**The task**
Transcribe the listing exactly, leaving out every picture.

[Rows from a figure dataset]

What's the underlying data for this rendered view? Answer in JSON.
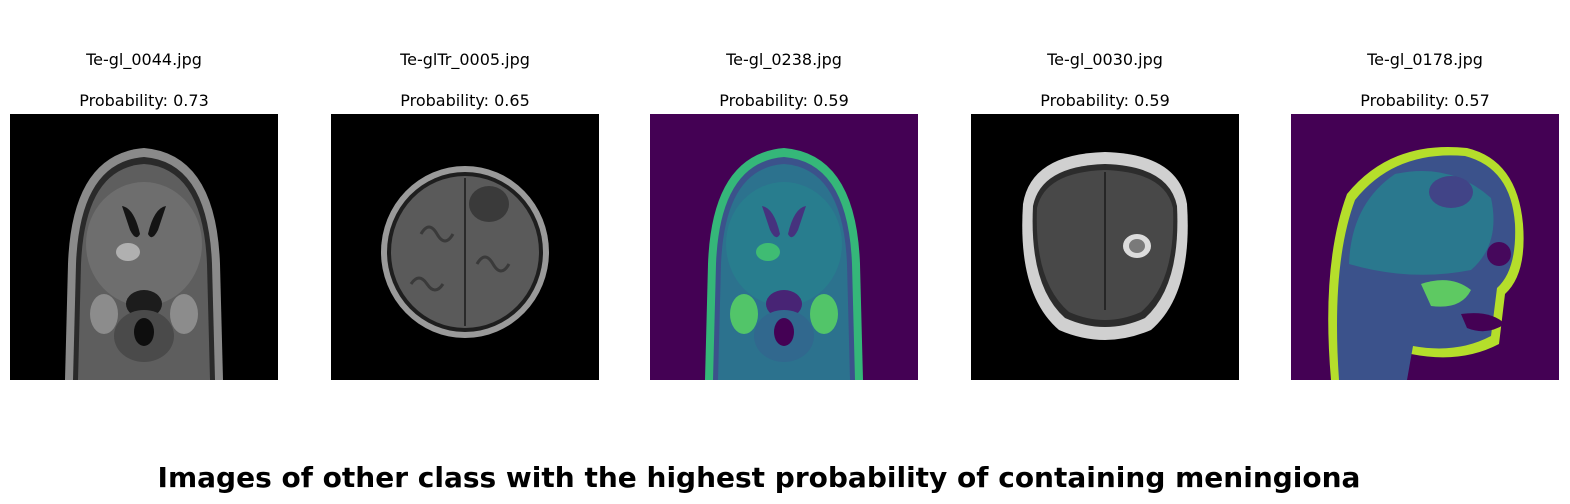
{
  "panels": [
    {
      "filename": "Te-gl_0044.jpg",
      "probability_label": "Probability: 0.73",
      "colormap": "gray"
    },
    {
      "filename": "Te-glTr_0005.jpg",
      "probability_label": "Probability: 0.65",
      "colormap": "gray"
    },
    {
      "filename": "Te-gl_0238.jpg",
      "probability_label": "Probability: 0.59",
      "colormap": "viridis"
    },
    {
      "filename": "Te-gl_0030.jpg",
      "probability_label": "Probability: 0.59",
      "colormap": "gray"
    },
    {
      "filename": "Te-gl_0178.jpg",
      "probability_label": "Probability: 0.57",
      "colormap": "viridis"
    }
  ],
  "figure_title": "Images of other class with the highest probability of containing meningiona",
  "colors": {
    "background": "#ffffff",
    "gray_bg": "#000000",
    "viridis_bg": "#440154"
  }
}
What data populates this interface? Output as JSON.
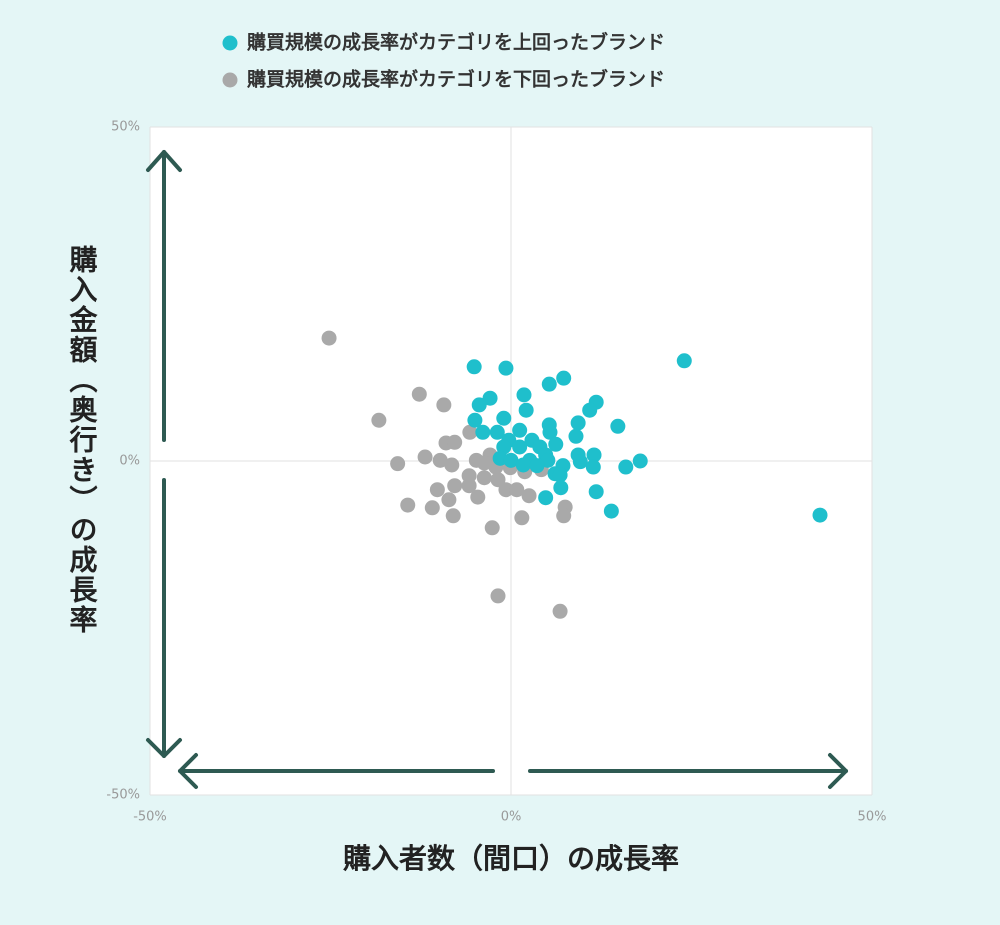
{
  "chart_data": {
    "type": "scatter",
    "xlabel": "購入者数（間口）の成長率",
    "ylabel": "購入金額（奥行き）の成長率",
    "xlim": [
      -50,
      50
    ],
    "ylim": [
      -50,
      50
    ],
    "xticks": [
      {
        "value": -50,
        "label": "-50%"
      },
      {
        "value": 0,
        "label": "0%"
      },
      {
        "value": 50,
        "label": "50%"
      }
    ],
    "yticks": [
      {
        "value": -50,
        "label": "-50%"
      },
      {
        "value": 0,
        "label": "0%"
      },
      {
        "value": 50,
        "label": "50%"
      }
    ],
    "series": [
      {
        "name": "購買規模の成長率がカテゴリを上回ったブランド",
        "color": "#1fbfcc",
        "x": [
          -5.1,
          -0.7,
          24.0,
          7.3,
          5.3,
          1.8,
          11.8,
          -2.9,
          -4.4,
          2.1,
          10.9,
          -5.0,
          -1.0,
          5.3,
          9.3,
          14.8,
          -3.9,
          1.2,
          -1.9,
          5.4,
          -0.3,
          2.9,
          9.0,
          6.2,
          -1.0,
          1.2,
          4.0,
          4.8,
          9.3,
          11.5,
          -1.5,
          0,
          2.6,
          5.1,
          9.6,
          17.9,
          1.7,
          3.6,
          7.2,
          11.4,
          15.9,
          6.1,
          6.8,
          6.9,
          11.8,
          4.8,
          13.9,
          42.8
        ],
        "y": [
          14.1,
          13.9,
          15.0,
          12.4,
          11.5,
          9.9,
          8.8,
          9.4,
          8.4,
          7.6,
          7.6,
          6.1,
          6.4,
          5.4,
          5.7,
          5.2,
          4.3,
          4.6,
          4.3,
          4.3,
          3.1,
          3.1,
          3.7,
          2.5,
          2.1,
          2.1,
          2.1,
          0.9,
          0.9,
          0.9,
          0.4,
          0.1,
          0.1,
          0.1,
          -0.1,
          0,
          -0.6,
          -0.7,
          -0.7,
          -0.9,
          -0.9,
          -1.9,
          -2.1,
          -4.0,
          -4.6,
          -5.5,
          -7.5,
          -8.1
        ]
      },
      {
        "name": "購買規模の成長率がカテゴリを下回ったブランド",
        "color": "#a9a9a9",
        "x": [
          -25.2,
          -12.7,
          -18.3,
          -9.3,
          -5.7,
          -9.0,
          -7.8,
          -15.7,
          -11.9,
          -9.8,
          -8.2,
          -4.8,
          -2.9,
          -3.7,
          -2.1,
          -0.1,
          1.9,
          4.2,
          -5.8,
          -3.7,
          -1.8,
          -10.2,
          -7.8,
          -5.8,
          -0.7,
          0.8,
          2.5,
          -8.6,
          -4.6,
          -14.3,
          -10.9,
          -8.0,
          1.5,
          7.5,
          7.3,
          -2.6,
          -1.8,
          6.8
        ],
        "y": [
          18.4,
          10.0,
          6.1,
          8.4,
          4.3,
          2.7,
          2.8,
          -0.4,
          0.6,
          0.1,
          -0.6,
          0.1,
          0.9,
          -0.3,
          -0.9,
          -1.0,
          -1.6,
          -1.3,
          -2.2,
          -2.5,
          -2.8,
          -4.3,
          -3.7,
          -3.7,
          -4.3,
          -4.3,
          -5.2,
          -5.8,
          -5.4,
          -6.6,
          -7.0,
          -8.2,
          -8.5,
          -6.9,
          -8.2,
          -10.0,
          -20.2,
          -22.5
        ]
      }
    ]
  }
}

**Solved problem**
What's the underlying data for this rendered view? Answer in JSON.
{
  "panels": [
    {
      "filename": "Te-gl_0044.jpg",
      "probability_label": "Probability: 0.73",
      "colormap": "gray"
    },
    {
      "filename": "Te-glTr_0005.jpg",
      "probability_label": "Probability: 0.65",
      "colormap": "gray"
    },
    {
      "filename": "Te-gl_0238.jpg",
      "probability_label": "Probability: 0.59",
      "colormap": "viridis"
    },
    {
      "filename": "Te-gl_0030.jpg",
      "probability_label": "Probability: 0.59",
      "colormap": "gray"
    },
    {
      "filename": "Te-gl_0178.jpg",
      "probability_label": "Probability: 0.57",
      "colormap": "viridis"
    }
  ],
  "figure_title": "Images of other class with the highest probability of containing meningiona",
  "colors": {
    "background": "#ffffff",
    "gray_bg": "#000000",
    "viridis_bg": "#440154"
  }
}
What data populates this interface? Output as JSON.
{
  "chart_data": {
    "type": "scatter",
    "xlabel": "購入者数（間口）の成長率",
    "ylabel": "購入金額（奥行き）の成長率",
    "xlim": [
      -50,
      50
    ],
    "ylim": [
      -50,
      50
    ],
    "xticks": [
      {
        "value": -50,
        "label": "-50%"
      },
      {
        "value": 0,
        "label": "0%"
      },
      {
        "value": 50,
        "label": "50%"
      }
    ],
    "yticks": [
      {
        "value": -50,
        "label": "-50%"
      },
      {
        "value": 0,
        "label": "0%"
      },
      {
        "value": 50,
        "label": "50%"
      }
    ],
    "series": [
      {
        "name": "購買規模の成長率がカテゴリを上回ったブランド",
        "color": "#1fbfcc",
        "x": [
          -5.1,
          -0.7,
          24.0,
          7.3,
          5.3,
          1.8,
          11.8,
          -2.9,
          -4.4,
          2.1,
          10.9,
          -5.0,
          -1.0,
          5.3,
          9.3,
          14.8,
          -3.9,
          1.2,
          -1.9,
          5.4,
          -0.3,
          2.9,
          9.0,
          6.2,
          -1.0,
          1.2,
          4.0,
          4.8,
          9.3,
          11.5,
          -1.5,
          0,
          2.6,
          5.1,
          9.6,
          17.9,
          1.7,
          3.6,
          7.2,
          11.4,
          15.9,
          6.1,
          6.8,
          6.9,
          11.8,
          4.8,
          13.9,
          42.8
        ],
        "y": [
          14.1,
          13.9,
          15.0,
          12.4,
          11.5,
          9.9,
          8.8,
          9.4,
          8.4,
          7.6,
          7.6,
          6.1,
          6.4,
          5.4,
          5.7,
          5.2,
          4.3,
          4.6,
          4.3,
          4.3,
          3.1,
          3.1,
          3.7,
          2.5,
          2.1,
          2.1,
          2.1,
          0.9,
          0.9,
          0.9,
          0.4,
          0.1,
          0.1,
          0.1,
          -0.1,
          0,
          -0.6,
          -0.7,
          -0.7,
          -0.9,
          -0.9,
          -1.9,
          -2.1,
          -4.0,
          -4.6,
          -5.5,
          -7.5,
          -8.1
        ]
      },
      {
        "name": "購買規模の成長率がカテゴリを下回ったブランド",
        "color": "#a9a9a9",
        "x": [
          -25.2,
          -12.7,
          -18.3,
          -9.3,
          -5.7,
          -9.0,
          -7.8,
          -15.7,
          -11.9,
          -9.8,
          -8.2,
          -4.8,
          -2.9,
          -3.7,
          -2.1,
          -0.1,
          1.9,
          4.2,
          -5.8,
          -3.7,
          -1.8,
          -10.2,
          -7.8,
          -5.8,
          -0.7,
          0.8,
          2.5,
          -8.6,
          -4.6,
          -14.3,
          -10.9,
          -8.0,
          1.5,
          7.5,
          7.3,
          -2.6,
          -1.8,
          6.8
        ],
        "y": [
          18.4,
          10.0,
          6.1,
          8.4,
          4.3,
          2.7,
          2.8,
          -0.4,
          0.6,
          0.1,
          -0.6,
          0.1,
          0.9,
          -0.3,
          -0.9,
          -1.0,
          -1.6,
          -1.3,
          -2.2,
          -2.5,
          -2.8,
          -4.3,
          -3.7,
          -3.7,
          -4.3,
          -4.3,
          -5.2,
          -5.8,
          -5.4,
          -6.6,
          -7.0,
          -8.2,
          -8.5,
          -6.9,
          -8.2,
          -10.0,
          -20.2,
          -22.5
        ]
      }
    ]
  }
}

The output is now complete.